What needs to be done: What is the count of lines that hold the word "their"? Give only the number.

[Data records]
..........

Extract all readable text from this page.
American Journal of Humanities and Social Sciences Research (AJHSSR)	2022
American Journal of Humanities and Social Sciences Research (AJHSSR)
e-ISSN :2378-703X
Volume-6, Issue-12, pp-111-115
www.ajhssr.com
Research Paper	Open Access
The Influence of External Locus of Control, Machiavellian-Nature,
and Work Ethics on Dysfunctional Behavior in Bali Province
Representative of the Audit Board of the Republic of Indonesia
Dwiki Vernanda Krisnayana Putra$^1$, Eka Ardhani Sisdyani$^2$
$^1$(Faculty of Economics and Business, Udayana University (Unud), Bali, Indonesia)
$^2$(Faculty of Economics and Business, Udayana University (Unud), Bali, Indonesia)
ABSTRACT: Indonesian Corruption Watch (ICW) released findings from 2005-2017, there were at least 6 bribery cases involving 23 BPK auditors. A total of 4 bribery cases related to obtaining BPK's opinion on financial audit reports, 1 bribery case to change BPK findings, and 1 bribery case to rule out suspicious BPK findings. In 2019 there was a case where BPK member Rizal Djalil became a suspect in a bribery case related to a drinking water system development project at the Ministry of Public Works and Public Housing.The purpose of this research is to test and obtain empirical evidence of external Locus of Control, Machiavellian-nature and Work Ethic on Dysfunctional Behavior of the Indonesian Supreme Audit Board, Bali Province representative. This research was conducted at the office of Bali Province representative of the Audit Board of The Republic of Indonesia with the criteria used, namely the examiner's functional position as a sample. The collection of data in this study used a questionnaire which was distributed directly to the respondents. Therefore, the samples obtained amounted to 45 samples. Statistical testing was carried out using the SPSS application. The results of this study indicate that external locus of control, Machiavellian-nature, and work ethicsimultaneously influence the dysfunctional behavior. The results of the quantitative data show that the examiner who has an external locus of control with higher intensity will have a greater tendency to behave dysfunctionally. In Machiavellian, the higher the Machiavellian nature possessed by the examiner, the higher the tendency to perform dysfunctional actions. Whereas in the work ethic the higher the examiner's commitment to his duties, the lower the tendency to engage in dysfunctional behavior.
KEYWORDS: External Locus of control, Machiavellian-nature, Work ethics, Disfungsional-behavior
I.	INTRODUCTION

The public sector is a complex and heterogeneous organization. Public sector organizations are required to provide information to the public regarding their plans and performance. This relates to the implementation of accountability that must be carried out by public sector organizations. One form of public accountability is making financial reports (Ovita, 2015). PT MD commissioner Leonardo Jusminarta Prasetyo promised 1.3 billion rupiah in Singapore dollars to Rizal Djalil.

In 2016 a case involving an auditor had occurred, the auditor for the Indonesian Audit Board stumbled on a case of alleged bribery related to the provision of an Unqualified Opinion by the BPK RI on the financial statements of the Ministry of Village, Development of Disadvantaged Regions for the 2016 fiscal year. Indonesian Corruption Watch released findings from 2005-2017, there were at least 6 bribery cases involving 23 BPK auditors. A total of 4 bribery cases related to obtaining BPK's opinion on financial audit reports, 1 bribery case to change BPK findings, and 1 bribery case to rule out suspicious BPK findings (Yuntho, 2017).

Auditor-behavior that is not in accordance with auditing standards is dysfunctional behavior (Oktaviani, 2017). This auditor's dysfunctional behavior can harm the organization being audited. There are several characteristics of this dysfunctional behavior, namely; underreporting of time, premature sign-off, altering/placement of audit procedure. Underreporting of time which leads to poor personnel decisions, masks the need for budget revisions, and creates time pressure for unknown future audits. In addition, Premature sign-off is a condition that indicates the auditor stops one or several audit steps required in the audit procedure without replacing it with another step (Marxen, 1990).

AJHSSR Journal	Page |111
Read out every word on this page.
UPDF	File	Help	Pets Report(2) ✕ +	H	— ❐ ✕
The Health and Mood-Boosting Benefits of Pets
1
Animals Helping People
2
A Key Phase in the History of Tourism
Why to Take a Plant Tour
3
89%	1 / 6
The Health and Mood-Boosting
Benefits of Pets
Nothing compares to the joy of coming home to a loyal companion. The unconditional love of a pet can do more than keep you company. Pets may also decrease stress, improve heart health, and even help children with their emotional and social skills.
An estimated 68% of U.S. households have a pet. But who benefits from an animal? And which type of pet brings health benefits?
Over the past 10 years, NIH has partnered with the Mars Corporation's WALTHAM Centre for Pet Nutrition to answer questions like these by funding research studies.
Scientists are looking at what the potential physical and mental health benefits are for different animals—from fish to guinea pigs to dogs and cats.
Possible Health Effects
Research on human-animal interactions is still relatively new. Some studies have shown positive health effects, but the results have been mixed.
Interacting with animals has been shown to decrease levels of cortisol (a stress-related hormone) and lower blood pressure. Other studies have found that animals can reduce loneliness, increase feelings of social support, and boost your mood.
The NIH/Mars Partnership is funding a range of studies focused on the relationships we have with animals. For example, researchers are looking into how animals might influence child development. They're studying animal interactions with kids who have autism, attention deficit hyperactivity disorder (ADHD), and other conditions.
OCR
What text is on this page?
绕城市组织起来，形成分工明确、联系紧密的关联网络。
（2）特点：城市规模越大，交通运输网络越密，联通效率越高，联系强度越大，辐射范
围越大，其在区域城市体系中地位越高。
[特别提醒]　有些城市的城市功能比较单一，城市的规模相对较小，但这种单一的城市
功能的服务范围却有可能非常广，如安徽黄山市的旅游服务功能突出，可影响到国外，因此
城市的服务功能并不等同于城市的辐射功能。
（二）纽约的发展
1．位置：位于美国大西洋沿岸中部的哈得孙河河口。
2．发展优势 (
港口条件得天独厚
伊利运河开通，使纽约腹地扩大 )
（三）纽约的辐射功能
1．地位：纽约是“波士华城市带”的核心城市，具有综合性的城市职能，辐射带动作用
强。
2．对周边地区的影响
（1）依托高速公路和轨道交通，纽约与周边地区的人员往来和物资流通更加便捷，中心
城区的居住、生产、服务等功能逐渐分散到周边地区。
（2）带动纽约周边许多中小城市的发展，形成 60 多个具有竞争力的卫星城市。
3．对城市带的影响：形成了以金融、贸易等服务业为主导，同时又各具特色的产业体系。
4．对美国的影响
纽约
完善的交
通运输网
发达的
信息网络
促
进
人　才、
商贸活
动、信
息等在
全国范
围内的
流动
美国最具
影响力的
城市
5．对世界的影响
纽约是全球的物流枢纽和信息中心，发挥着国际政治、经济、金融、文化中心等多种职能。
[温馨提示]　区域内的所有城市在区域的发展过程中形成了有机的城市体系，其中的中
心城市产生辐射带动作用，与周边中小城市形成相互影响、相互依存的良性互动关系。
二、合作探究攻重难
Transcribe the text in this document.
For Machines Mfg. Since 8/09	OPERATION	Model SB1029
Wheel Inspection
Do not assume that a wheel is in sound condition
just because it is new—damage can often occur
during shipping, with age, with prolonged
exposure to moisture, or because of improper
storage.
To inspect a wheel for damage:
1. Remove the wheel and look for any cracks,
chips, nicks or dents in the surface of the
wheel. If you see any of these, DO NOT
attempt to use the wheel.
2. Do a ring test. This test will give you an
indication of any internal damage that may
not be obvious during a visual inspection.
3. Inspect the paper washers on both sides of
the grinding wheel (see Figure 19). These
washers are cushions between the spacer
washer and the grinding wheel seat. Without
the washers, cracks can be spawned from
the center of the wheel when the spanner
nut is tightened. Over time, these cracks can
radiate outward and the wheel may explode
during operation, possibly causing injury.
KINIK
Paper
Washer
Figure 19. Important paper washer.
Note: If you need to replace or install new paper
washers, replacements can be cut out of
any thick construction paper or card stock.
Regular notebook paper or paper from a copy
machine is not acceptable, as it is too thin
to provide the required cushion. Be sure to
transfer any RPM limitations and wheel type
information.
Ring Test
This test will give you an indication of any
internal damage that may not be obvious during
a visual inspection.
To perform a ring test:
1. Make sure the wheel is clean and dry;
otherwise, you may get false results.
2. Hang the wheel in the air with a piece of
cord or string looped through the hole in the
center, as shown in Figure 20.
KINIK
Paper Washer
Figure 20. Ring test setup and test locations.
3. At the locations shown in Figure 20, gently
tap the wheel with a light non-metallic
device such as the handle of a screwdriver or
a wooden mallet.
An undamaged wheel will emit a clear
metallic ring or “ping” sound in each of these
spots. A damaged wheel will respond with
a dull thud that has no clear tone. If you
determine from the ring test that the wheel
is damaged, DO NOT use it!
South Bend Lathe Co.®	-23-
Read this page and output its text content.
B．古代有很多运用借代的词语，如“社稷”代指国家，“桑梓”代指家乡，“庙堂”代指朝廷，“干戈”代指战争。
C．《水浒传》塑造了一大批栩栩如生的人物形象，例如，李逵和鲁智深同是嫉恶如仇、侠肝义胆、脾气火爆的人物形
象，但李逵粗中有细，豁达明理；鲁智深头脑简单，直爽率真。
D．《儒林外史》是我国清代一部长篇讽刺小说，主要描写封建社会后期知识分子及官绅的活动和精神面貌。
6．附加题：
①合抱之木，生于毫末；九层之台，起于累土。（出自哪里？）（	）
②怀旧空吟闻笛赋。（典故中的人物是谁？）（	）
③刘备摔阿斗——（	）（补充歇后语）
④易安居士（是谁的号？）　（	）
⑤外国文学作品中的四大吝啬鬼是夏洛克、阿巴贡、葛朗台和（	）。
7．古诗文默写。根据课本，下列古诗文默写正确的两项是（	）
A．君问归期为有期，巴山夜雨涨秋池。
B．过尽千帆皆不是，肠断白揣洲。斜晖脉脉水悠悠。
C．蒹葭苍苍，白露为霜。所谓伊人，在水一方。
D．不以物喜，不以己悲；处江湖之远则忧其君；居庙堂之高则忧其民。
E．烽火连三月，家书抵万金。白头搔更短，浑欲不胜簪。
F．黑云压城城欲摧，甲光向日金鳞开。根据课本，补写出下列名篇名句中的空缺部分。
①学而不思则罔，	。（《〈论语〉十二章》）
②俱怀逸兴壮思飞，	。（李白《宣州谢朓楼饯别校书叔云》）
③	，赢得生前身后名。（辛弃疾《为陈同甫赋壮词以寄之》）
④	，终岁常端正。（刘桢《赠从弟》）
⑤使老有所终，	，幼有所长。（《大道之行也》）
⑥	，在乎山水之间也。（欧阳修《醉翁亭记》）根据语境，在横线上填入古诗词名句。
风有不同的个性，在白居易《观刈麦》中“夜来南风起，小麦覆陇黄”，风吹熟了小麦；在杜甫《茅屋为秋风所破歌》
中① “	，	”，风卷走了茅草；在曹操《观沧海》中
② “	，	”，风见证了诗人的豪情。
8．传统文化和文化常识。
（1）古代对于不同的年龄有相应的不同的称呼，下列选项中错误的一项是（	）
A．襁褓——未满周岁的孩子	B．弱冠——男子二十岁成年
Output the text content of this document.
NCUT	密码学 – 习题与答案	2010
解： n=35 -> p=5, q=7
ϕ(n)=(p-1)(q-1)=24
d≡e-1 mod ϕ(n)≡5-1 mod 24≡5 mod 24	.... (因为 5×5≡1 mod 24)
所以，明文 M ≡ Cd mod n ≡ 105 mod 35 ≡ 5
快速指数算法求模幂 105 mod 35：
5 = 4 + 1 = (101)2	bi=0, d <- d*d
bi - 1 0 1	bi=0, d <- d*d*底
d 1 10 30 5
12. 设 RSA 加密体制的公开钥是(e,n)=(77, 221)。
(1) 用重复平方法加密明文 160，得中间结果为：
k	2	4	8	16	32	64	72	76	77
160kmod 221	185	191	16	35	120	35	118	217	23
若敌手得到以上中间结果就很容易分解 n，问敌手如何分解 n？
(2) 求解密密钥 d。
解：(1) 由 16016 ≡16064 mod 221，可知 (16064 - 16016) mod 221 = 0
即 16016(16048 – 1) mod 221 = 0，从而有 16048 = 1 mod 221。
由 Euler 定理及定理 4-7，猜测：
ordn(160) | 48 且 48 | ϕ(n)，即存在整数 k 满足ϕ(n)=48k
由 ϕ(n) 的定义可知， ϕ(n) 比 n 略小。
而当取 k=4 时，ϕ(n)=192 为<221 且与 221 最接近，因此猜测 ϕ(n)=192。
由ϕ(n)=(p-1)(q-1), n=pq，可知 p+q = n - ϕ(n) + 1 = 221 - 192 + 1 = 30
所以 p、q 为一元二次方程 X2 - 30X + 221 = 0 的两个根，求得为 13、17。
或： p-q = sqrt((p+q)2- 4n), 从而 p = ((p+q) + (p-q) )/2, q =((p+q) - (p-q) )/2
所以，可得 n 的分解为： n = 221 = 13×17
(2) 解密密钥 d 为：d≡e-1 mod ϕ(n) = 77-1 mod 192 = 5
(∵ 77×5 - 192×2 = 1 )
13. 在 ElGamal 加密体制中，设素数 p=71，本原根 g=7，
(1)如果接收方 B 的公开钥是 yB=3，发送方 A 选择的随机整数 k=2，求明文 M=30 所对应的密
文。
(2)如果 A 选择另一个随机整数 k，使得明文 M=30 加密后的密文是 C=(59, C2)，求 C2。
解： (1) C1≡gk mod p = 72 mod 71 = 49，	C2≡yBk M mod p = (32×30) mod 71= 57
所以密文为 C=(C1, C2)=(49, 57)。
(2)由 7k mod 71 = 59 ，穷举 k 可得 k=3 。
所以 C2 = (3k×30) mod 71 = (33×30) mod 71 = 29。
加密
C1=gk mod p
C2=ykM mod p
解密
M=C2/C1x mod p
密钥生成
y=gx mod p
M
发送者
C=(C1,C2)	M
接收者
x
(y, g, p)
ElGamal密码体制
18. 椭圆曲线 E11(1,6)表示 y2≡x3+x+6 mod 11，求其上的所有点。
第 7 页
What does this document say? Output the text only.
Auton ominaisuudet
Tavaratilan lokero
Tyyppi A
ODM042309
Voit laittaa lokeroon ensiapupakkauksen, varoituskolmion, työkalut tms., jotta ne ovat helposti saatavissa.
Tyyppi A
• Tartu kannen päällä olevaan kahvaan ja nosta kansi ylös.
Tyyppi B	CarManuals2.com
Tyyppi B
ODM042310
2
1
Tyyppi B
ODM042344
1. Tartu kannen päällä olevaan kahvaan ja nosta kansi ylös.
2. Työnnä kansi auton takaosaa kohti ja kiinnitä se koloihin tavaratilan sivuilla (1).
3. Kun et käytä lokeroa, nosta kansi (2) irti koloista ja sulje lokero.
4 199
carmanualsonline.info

..........

Exercise response: 2